(YOUR GOAL):
From the entries that follow, extract each line holding the string "blood".

Figure record listings:
BEGIN
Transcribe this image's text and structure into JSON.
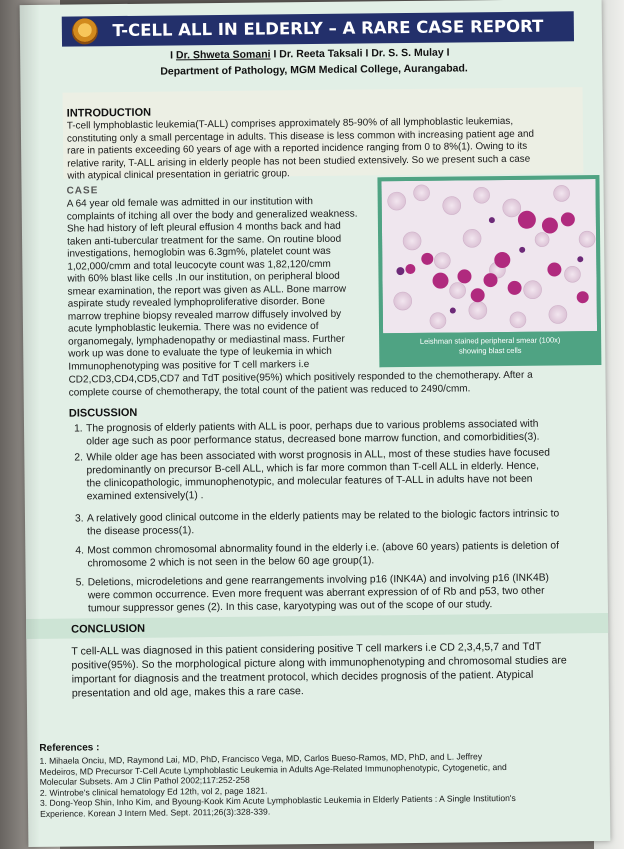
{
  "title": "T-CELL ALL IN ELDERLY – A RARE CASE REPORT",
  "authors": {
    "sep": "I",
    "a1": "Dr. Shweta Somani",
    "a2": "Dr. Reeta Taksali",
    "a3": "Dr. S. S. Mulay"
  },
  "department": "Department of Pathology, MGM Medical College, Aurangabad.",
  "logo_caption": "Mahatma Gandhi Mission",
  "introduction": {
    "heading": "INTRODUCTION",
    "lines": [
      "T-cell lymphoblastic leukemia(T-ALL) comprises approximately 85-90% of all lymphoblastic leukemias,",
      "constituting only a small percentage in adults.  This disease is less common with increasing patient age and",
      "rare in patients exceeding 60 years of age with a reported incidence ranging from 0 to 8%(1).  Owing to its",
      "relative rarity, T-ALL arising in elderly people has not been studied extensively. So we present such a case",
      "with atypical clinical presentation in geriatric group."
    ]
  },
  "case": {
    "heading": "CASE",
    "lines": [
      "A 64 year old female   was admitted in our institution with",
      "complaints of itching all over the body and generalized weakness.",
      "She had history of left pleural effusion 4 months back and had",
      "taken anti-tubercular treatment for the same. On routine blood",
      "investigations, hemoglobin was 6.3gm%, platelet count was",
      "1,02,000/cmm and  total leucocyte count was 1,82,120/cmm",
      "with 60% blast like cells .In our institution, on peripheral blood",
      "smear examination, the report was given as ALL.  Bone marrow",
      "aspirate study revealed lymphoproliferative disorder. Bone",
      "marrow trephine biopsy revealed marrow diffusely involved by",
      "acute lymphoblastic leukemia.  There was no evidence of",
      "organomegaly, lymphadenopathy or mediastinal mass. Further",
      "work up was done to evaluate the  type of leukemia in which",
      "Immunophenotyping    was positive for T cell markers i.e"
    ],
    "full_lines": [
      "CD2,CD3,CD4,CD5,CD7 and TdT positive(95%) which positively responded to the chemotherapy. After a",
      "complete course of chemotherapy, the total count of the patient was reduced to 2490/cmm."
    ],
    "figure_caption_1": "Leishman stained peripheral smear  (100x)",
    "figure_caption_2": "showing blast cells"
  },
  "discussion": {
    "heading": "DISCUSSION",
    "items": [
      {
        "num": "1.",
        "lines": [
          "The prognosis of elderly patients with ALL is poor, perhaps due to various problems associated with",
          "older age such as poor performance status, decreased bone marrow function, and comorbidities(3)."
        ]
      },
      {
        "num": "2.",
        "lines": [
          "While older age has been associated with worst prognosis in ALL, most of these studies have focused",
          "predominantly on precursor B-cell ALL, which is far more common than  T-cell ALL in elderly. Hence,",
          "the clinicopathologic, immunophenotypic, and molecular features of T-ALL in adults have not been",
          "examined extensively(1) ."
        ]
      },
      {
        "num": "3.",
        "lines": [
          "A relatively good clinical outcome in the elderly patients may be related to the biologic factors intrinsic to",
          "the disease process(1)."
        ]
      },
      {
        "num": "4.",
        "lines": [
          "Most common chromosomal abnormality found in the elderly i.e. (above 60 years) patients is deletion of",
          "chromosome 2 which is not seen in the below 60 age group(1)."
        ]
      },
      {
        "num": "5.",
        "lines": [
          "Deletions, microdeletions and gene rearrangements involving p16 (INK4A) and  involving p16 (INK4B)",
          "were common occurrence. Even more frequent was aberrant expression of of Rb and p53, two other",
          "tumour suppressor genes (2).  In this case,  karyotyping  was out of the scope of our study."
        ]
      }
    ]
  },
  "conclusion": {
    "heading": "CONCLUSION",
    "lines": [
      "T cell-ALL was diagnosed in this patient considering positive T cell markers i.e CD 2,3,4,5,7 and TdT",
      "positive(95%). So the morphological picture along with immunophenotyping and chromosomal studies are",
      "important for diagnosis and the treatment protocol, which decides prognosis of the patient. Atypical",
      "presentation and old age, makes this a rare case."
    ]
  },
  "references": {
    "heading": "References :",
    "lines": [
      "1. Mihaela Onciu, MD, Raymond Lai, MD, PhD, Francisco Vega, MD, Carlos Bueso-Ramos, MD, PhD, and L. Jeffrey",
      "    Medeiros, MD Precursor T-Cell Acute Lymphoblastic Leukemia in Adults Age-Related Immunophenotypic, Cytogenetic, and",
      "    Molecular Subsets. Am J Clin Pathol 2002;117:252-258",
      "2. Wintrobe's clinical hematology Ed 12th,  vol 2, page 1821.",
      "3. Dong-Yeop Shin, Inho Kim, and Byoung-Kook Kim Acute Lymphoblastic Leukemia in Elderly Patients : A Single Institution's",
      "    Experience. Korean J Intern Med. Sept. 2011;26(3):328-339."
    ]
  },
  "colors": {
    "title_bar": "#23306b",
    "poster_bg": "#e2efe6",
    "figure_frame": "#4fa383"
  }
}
END
BEGIN
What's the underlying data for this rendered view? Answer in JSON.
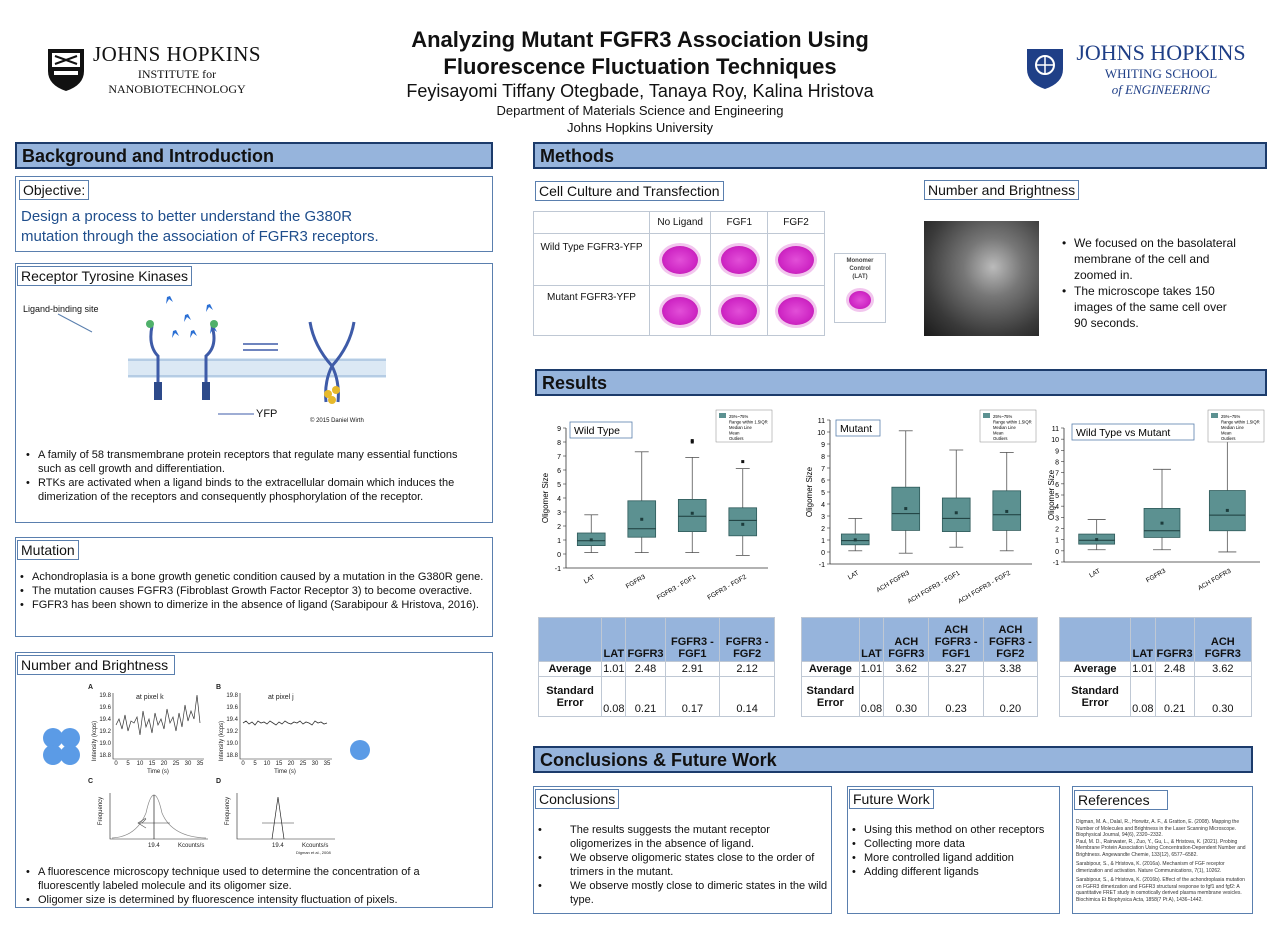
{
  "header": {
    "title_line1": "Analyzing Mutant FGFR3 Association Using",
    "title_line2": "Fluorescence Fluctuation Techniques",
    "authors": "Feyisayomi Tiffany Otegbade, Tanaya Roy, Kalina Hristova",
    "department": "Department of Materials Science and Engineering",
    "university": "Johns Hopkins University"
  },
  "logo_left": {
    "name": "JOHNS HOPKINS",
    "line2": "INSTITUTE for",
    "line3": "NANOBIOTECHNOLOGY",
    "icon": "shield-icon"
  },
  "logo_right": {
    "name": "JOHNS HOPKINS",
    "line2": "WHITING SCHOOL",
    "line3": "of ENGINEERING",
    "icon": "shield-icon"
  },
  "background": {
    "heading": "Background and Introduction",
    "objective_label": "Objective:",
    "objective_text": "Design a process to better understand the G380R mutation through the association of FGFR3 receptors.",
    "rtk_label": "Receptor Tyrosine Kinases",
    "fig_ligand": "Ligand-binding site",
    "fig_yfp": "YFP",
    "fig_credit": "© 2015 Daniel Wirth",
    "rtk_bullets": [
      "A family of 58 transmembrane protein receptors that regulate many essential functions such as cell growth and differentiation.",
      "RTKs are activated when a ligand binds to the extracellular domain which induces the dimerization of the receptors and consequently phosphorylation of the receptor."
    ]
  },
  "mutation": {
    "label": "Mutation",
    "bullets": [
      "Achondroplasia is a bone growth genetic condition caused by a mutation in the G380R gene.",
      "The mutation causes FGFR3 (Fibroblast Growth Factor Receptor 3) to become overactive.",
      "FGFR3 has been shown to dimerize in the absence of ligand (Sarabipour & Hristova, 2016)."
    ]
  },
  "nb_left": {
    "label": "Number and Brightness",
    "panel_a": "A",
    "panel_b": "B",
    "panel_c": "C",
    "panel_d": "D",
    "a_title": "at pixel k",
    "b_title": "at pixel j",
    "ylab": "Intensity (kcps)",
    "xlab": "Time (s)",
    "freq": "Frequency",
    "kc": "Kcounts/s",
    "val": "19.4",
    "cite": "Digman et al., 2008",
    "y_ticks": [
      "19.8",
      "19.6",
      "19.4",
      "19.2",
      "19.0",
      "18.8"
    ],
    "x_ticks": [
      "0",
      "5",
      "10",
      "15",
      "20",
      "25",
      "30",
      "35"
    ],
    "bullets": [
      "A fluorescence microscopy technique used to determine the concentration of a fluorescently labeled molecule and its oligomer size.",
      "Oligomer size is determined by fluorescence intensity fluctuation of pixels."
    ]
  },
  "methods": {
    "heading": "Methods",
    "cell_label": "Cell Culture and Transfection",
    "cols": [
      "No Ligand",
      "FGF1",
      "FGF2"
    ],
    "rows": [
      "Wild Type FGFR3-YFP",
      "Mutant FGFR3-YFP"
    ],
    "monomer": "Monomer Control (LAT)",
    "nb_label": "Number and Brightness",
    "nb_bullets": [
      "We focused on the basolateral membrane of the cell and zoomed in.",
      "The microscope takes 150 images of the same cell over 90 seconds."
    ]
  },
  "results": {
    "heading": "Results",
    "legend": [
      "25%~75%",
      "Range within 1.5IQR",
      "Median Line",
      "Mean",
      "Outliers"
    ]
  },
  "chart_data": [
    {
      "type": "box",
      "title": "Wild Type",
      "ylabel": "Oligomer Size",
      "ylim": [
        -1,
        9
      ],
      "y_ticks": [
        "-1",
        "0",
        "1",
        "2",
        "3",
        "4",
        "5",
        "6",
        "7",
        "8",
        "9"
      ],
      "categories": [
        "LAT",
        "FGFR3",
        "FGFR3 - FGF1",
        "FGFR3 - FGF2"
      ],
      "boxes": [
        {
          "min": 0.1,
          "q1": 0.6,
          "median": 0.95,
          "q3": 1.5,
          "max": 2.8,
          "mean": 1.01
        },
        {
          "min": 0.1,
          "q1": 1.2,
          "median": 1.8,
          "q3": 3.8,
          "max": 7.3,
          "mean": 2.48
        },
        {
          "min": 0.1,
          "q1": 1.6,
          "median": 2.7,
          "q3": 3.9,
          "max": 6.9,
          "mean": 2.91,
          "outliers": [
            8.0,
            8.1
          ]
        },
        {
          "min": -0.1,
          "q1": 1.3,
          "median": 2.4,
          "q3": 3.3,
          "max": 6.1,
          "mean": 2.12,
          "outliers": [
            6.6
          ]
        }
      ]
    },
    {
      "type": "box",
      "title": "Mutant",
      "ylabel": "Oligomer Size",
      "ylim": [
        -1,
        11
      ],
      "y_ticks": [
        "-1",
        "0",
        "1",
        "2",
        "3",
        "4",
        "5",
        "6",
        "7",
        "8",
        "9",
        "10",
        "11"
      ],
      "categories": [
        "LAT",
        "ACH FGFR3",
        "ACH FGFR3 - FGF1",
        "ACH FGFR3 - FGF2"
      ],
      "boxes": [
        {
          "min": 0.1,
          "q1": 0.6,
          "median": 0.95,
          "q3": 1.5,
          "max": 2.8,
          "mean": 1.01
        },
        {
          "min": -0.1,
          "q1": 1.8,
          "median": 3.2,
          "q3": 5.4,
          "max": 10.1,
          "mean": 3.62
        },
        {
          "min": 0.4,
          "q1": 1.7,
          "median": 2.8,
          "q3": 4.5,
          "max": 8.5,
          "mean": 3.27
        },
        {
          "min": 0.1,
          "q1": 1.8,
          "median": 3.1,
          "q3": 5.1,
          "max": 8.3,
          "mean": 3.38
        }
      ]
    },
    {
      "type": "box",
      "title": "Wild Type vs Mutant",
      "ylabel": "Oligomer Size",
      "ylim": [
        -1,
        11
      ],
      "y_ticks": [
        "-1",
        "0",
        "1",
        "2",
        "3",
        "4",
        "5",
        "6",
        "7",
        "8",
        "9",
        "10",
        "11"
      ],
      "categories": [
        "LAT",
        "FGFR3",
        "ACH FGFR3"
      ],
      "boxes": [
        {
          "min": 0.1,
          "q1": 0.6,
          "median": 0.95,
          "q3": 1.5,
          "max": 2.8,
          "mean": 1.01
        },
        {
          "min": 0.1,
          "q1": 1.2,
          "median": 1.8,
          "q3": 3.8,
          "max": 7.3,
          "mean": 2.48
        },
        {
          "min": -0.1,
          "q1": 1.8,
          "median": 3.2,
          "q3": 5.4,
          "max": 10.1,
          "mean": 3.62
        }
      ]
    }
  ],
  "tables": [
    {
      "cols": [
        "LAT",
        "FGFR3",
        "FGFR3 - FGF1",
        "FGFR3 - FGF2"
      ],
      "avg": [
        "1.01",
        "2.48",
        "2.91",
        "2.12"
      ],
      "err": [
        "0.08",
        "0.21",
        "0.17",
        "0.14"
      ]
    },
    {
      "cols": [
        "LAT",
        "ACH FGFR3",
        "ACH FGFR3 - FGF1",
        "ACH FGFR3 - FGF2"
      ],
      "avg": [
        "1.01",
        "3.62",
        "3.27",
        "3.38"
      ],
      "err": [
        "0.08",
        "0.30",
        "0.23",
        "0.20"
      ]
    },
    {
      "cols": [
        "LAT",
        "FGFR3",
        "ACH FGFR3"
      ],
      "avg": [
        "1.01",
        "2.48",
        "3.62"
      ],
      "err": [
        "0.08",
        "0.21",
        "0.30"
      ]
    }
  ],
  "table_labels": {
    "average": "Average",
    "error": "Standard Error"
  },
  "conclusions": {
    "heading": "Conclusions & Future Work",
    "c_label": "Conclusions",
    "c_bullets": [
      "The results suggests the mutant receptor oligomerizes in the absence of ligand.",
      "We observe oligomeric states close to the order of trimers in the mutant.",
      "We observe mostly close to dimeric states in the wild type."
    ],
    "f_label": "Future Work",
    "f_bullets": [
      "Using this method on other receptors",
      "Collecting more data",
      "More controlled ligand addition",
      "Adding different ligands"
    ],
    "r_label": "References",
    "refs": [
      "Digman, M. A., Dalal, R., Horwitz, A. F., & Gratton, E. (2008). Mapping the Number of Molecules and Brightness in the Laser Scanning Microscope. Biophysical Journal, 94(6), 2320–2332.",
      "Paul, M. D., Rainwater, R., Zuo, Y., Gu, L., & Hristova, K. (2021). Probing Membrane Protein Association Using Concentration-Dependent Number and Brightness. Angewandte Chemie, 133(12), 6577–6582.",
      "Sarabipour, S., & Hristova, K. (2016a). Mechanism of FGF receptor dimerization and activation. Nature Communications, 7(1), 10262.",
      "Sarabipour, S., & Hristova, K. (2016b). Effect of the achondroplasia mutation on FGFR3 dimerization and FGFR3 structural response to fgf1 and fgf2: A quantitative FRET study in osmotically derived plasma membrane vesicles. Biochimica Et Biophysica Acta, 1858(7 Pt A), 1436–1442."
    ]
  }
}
END
BEGIN
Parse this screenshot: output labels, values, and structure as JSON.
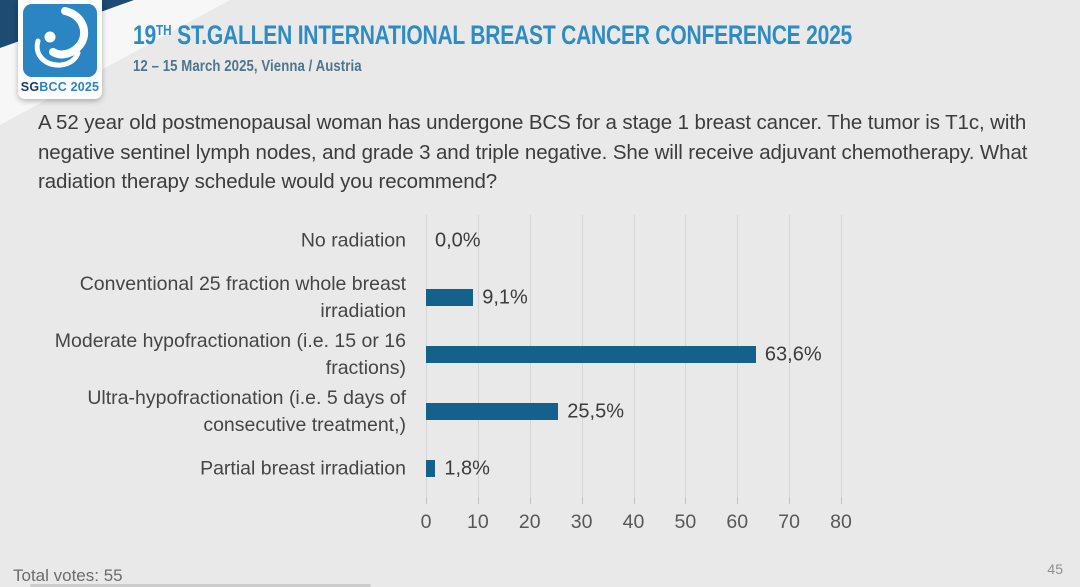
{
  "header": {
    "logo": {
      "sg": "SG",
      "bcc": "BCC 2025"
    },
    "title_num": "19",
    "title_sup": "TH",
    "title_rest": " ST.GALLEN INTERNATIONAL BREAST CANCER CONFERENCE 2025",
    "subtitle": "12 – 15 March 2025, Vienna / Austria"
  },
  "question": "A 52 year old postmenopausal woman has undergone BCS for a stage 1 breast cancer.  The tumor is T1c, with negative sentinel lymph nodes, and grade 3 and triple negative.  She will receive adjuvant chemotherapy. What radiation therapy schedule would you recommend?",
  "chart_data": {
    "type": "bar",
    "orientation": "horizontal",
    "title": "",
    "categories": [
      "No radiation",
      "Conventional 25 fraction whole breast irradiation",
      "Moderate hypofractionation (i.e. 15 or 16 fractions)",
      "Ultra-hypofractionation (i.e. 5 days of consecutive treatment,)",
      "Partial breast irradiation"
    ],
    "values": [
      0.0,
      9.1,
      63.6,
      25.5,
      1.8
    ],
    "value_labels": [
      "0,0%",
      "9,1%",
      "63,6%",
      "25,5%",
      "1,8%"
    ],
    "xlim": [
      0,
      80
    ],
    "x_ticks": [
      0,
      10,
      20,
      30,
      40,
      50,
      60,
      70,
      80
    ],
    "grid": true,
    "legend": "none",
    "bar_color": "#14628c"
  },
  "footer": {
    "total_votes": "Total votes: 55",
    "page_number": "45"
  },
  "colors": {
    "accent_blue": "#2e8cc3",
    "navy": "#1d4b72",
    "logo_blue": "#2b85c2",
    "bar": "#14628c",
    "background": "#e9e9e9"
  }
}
END
(RESPONSE TO THIS EXERCISE):
      "taken anti-tubercular treatment for the same. On routine blood",
      "with 60% blast like cells .In our institution, on peripheral blood",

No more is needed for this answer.